## [Work to complete]
Return all the lines below in which the string "pelo" appears.
** Dataset extract follows **
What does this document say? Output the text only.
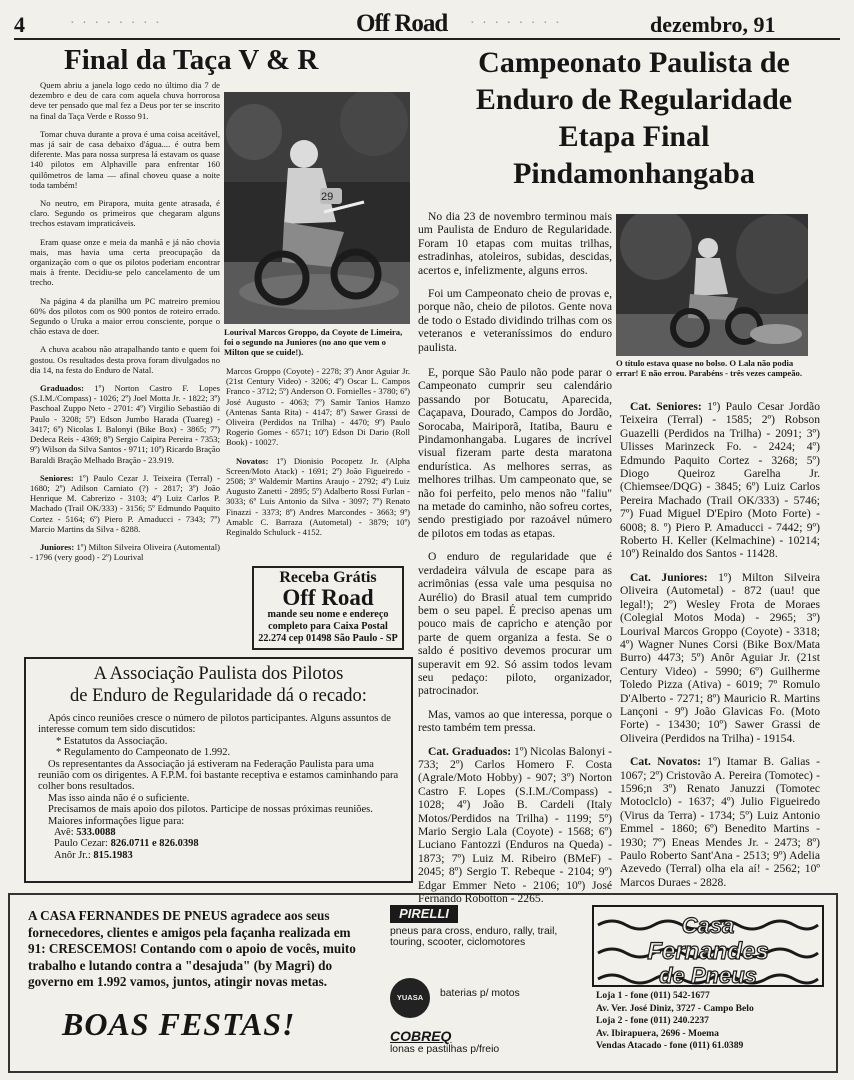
4	· · · · · · · ·	Off Road · · · · · · · ·	dezembro, 91
Final da Taça V & R

Quem abriu a janela logo cedo no último dia 7 de dezembro e deu de cara com aquela chuva horrorosa deve ter pensado que mal fez a Deus por ter se inscrito na final da Taça Verde e Rosso 91.

Tomar chuva durante a prova é uma coisa aceitável, mas já sair de casa debaixo d'água.... é outra bem diferente. Mas para nossa surpresa lá estavam os quase 140 pilotos em Alphaville para enfrentar 160 quilômetros de lama — afinal choveu quase a noite toda também!

No neutro, em Pirapora, muita gente atrasada, é claro. Segundo os primeiros que chegaram alguns trechos estavam impraticáveis.

Eram quase onze e meia da manhã e já não chovia mais, mas havia uma certa preocupação da organização com o que os pilotos poderiam encontrar mais à frente. Decidiu-se pelo cancelamento de um trecho.

Na página 4 da planilha um PC matreiro premiou 60% dos pilotos com os 900 pontos de roteiro errado. Segundo o Uruka a maior errou consciente, porque o chão estava de doer.

A chuva acabou não atrapalhando tanto e quem foi gostou. Os resultados desta prova foram divulgados no dia 14, na festa do Enduro de Natal.

Graduados: 1º) Norton Castro F. Lopes (S.I.M./Compass) - 1026; 2º) Joel Motta Jr. - 1822; 3º) Paschoal Zuppo Neto - 2701: 4º) Virgilio Sebastião di Paulo - 3208; 5º) Edson Jumbo Harada (Tuareg) - 3417; 6º) Nicolas I. Balonyi (Bike Box) - 3865; 7º) Dedeca Reis - 4369; 8º) Sergio Caipira Pereira - 7353; 9º) Wilson da Silva Santos - 9711; 10º) Ricardo Bração Baraldi Bração Melhado Bração - 23.919.

Seniores: 1º) Paulo Cezar J. Teixeira (Terral) - 1680; 2º) Adilson Carniato (?) - 2817; 3º) João Henrique M. Cabrerizo - 3103; 4º) Luiz Carlos P. Machado (Trail OK/333) - 3156; 5º Edmundo Paquito Cortez - 5164; 6º) Piero P. Amaducci - 7343; 7º) Marcio Martins da Silva - 8288.

Juniores: 1º) Milton Silveira Oliveira (Automental) - 1796 (very good) - 2º) Lourival

29
Lourival Marcos Groppo, da Coyote de Limeira, foi o segundo na Juniores (no ano que vem o Milton que se cuide!).

Marcos Groppo (Coyote) - 2278; 3º) Anor Aguiar Jr. (21st Century Video) - 3206; 4º) Oscar L. Campos Franco - 3712; 5º) Anderson O. Fornielles - 3780; 6º) José Augusto - 4063; 7º) Samir Tanios Hamzo (Antenas Santa Rita) - 4147; 8º) Sawer Grassi de Oliveira (Perdidos na Trilha) - 4470; 9º) Paulo Rogerio Gomes - 6571; 10º) Edson Di Dario (Roll Book) - 10027.

Novatos: 1º) Dionisio Pocopetz Jr. (Alpha Screen/Moto Atack) - 1691; 2º) João Figueiredo - 2508; 3º Waldemir Martins Araujo - 2792; 4º) Luiz Augusto Zanetti - 2895; 5º) Adalberto Rossi Furlan - 3033; 6º Luis Antonio da Silva - 3097; 7º) Renato Finazzi - 3373; 8º) Andres Marcondes - 3663; 9º) Amablc C. Barraza (Autometal) - 3879; 10º) Reginaldo Schuluck - 4152.

Receba Grátis
Off Road
mande seu nome e endereço completo para Caixa Postal 22.274 cep 01498 São Paulo - SP
A Associação Paulista dos Pilotos
de Enduro de Regularidade dá o recado:
Após cinco reuniões cresce o número de pilotos participantes. Alguns assuntos de interesse comum tem sido discutidos:
* Estatutos da Associação.
* Regulamento do Campeonato de 1.992.
Os representantes da Associação já estiveram na Federação Paulista para uma reunião com os dirigentes. A F.P.M. foi bastante receptiva e estamos caminhando para colher bons resultados.
Mas isso ainda não é o suficiente.
Precisamos de mais apoio dos pilotos. Participe de nossas próximas reuniões.
Maiores informações ligue para:
Avê: 533.0088
Paulo Cezar: 826.0711 e 826.0398
Anôr Jr.: 815.1983
Campeonato Paulista de
Enduro de Regularidade
Etapa Final
Pindamonhangaba

No dia 23 de novembro terminou mais um Paulista de Enduro de Regularidade. Foram 10 etapas com muitas trilhas, estradinhas, atoleiros, subidas, descidas, acertos e, infelizmente, alguns erros.

Foi um Campeonato cheio de provas e, porque não, cheio de pilotos. Gente nova de todo o Estado dividindo trilhas com os veteranos e veteraníssimos do enduro paulista.

O título estava quase no bolso. O Lala não podia errar! E não errou. Parabéns - três vezes campeão.

E, porque São Paulo não pode parar o Campeonato cumprir seu calendário passando por Botucatu, Aparecida, Caçapava, Dourado, Campos do Jordão, Sorocaba, Mairiporã, Itatiba, Bauru e Pindamonhangaba. Lugares de incrível visual fizeram parte desta maratona endurística. As melhores serras, as melhores trilhas. Um campeonato que, se não foi perfeito, pelo menos não "faliu" na metade do caminho, não sofreu cortes, sendo prestigiado por razoável número de pilotos em todas as etapas.

O enduro de regularidade que é verdadeira válvula de escape para as acrimônias (essa vale uma pesquisa no Aurélio) do Brasil atual tem cumprido bem o seu papel. É preciso apenas um pouco mais de capricho e atenção por parte de quem organiza a festa. Se o saldo é positivo devemos procurar um superavit em 92. Só assim todos levam seu pedaço: piloto, organizador, patrocinador.

Mas, vamos ao que interessa, porque o resto também tem pressa.

Cat. Graduados: 1º) Nicolas Balonyi - 733; 2º) Carlos Homero F. Costa (Agrale/Moto Hobby) - 907; 3º) Norton Castro F. Lopes (S.I.M./Compass) - 1028; 4º) João B. Cardeli (Italy Motos/Perdidos na Trilha) - 1199; 5º) Mario Sergio Lala (Coyote) - 1568; 6º) Luciano Fantozzi (Enduros na Queda) - 1873; 7º) Luiz M. Ribeiro (BMeF) - 2045; 8º) Sergio T. Rebeque - 2104; 9º) Edgar Emmer Neto - 2106; 10º) José Fernando Robotton - 2265.

Cat. Seniores: 1º) Paulo Cesar Jordão Teixeira (Terral) - 1585; 2º) Robson Guazelli (Perdidos na Trilha) - 2091; 3º) Ulisses Marinzeck Fo. - 2424; 4º) Edmundo Paquito Cortez - 3268; 5º) Diogo Queiroz Garelha Jr. (Chiemsee/DQG) - 3845; 6º) Luiz Carlos Pereira Machado (Trail OK/333) - 5746; 7º) Fuad Miguel D'Epiro (Moto Forte) - 6008; 8. º) Piero P. Amaducci - 7442; 9º) Roberto H. Keller (Kelmachine) - 10214; 10º) Reinaldo dos Santos - 11428.

Cat. Juniores: 1º) Milton Silveira Oliveira (Autometal) - 872 (uau! que legal!); 2º) Wesley Frota de Moraes (Colegial Motos Moda) - 2965; 3º) Lourival Marcos Groppo (Coyote) - 3318; 4º) Wagner Nunes Corsi (Bike Box/Mata Burro) 4473; 5º) Anôr Aguiar Jr. (21st Century Video) - 5990; 6º) Guilherme Toledo Pizza (Ativa) - 6019; 7º Romulo D'Alberto - 7271; 8º) Mauricio R. Martins Lançoni - 9º) João Glavicas Fo. (Moto Forte) - 13430; 10º) Sawer Grassi de Oliveira (Perdidos na Trilha) - 19154.

Cat. Novatos: 1º) Itamar B. Galias - 1067; 2º) Cristovão A. Pereira (Tomotec) - 1596;n 3º) Renato Januzzi (Tomotec Motoclclo) - 1637; 4º) Julio Figueiredo (Virus da Terra) - 1734; 5º) Luiz Antonio Emmel - 1860; 6º) Benedito Martins - 1930; 7º) Eneas Mendes Jr. - 2473; 8º) Paulo Roberto Sant'Ana - 2513; 9º) Adelia Azevedo (Terral) olha ela aí! - 2562; 10º Marcos Duraes - 2828.

A CASA FERNANDES DE PNEUS agradece aos seus fornecedores, clientes e amigos pela façanha realizada em 91: CRESCEMOS! Contando com o apoio de vocês, muito trabalho e lutando contra a "desajuda" (by Magri) do governo em 1.992 vamos, juntos, atingir novas metas.
BOAS FESTAS!
PIRELLI
pneus para cross, enduro, rally, trail, touring, scooter, ciclomotores
YUASA	baterias p/ motos
COBREQ
lonas e pastilhas p/freio
Casa
Fernandes
de Pneus
Loja 1 - fone (011) 542-1677
Av. Ver. José Diniz, 3727 - Campo Belo
Loja 2 - fone (011) 240.2237
Av. Ibirapuera, 2696 - Moema
Vendas Atacado - fone (011) 61.0389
** End of Dataset extract **
## [Exercise answer]
Eram quase onze e meia da manhã e já não chovia mais, mas havia uma certa preocupação da organização com o que os pilotos poderiam encontrar mais à frente. Decidiu-se pelo cancelamento de um trecho.
E, porque São Paulo não pode parar o Campeonato cumprir seu calendário passando por Botucatu, Aparecida, Caçapava, Dourado, Campos do Jordão, Sorocaba, Mairiporã, Itatiba, Bauru e Pindamonhangaba. Lugares de incrível visual fizeram parte desta maratona endurística. As melhores serras, as melhores trilhas. Um campeonato que, se não foi perfeito, pelo menos não "faliu" na metade do caminho, não sofreu cortes, sendo prestigiado por razoável número de pilotos em todas as etapas.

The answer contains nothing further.